EXERCISE TASK: Your task is to retype each line of the data below exactly.

[Extracts from a graphics dataset]
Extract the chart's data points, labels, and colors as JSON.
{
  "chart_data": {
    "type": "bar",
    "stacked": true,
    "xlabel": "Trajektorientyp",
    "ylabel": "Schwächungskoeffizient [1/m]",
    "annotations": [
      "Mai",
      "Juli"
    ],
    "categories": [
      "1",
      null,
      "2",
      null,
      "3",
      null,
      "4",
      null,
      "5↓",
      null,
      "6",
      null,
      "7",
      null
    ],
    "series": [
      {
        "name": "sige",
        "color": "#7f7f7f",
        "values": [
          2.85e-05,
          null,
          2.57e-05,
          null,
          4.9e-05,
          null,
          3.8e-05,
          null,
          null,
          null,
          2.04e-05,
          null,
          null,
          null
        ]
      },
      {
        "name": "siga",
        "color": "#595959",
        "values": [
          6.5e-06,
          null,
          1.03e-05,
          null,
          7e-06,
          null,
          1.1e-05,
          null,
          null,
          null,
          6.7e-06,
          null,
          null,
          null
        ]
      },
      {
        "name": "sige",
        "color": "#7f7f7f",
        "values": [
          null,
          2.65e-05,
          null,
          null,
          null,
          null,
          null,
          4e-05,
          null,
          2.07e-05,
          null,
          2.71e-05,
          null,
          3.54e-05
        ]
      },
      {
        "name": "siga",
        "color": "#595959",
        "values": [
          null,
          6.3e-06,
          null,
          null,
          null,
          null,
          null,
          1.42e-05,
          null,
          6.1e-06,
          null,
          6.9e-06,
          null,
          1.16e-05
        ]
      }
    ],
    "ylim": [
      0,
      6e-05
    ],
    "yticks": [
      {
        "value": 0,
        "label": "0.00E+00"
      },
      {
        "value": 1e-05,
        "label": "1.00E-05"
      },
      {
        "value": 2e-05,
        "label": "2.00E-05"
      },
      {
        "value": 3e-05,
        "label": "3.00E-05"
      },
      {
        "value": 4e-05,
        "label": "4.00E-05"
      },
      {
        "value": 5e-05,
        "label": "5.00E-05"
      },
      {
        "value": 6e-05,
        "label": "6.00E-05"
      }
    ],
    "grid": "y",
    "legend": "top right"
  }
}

EXERCISE OUTPUT:
Extract the chart's data points, labels, and colors as JSON.
{
  "chart_data": {
    "type": "bar",
    "stacked": true,
    "xlabel": "Trajektorientyp",
    "ylabel": "Schwächungskoeffizient [1/m]",
    "annotations": [
      "Mai",
      "Juli"
    ],
    "categories": [
      "1",
      null,
      "2",
      null,
      "3",
      null,
      "4",
      null,
      "5↓",
      null,
      "6",
      null,
      "7",
      null
    ],
    "series": [
      {
        "name": "sige",
        "color": "#7f7f7f",
        "values": [
          2.85e-05,
          null,
          2.57e-05,
          null,
          4.9e-05,
          null,
          3.8e-05,
          null,
          null,
          null,
          2.04e-05,
          null,
          null,
          null
        ]
      },
      {
        "name": "siga",
        "color": "#595959",
        "values": [
          6.5e-06,
          null,
          1.03e-05,
          null,
          7e-06,
          null,
          1.1e-05,
          null,
          null,
          null,
          6.7e-06,
          null,
          null,
          null
        ]
      },
      {
        "name": "sige",
        "color": "#7f7f7f",
        "values": [
          null,
          2.65e-05,
          null,
          null,
          null,
          null,
          null,
          4e-05,
          null,
          2.07e-05,
          null,
          2.71e-05,
          null,
          3.54e-05
        ]
      },
      {
        "name": "siga",
        "color": "#595959",
        "values": [
          null,
          6.3e-06,
          null,
          null,
          null,
          null,
          null,
          1.42e-05,
          null,
          6.1e-06,
          null,
          6.9e-06,
          null,
          1.16e-05
        ]
      }
    ],
    "ylim": [
      0,
      6e-05
    ],
    "yticks": [
      {
        "value": 0,
        "label": "0.00E+00"
      },
      {
        "value": 1e-05,
        "label": "1.00E-05"
      },
      {
        "value": 2e-05,
        "label": "2.00E-05"
      },
      {
        "value": 3e-05,
        "label": "3.00E-05"
      },
      {
        "value": 4e-05,
        "label": "4.00E-05"
      },
      {
        "value": 5e-05,
        "label": "5.00E-05"
      },
      {
        "value": 6e-05,
        "label": "6.00E-05"
      }
    ],
    "grid": "y",
    "legend": "top right"
  }
}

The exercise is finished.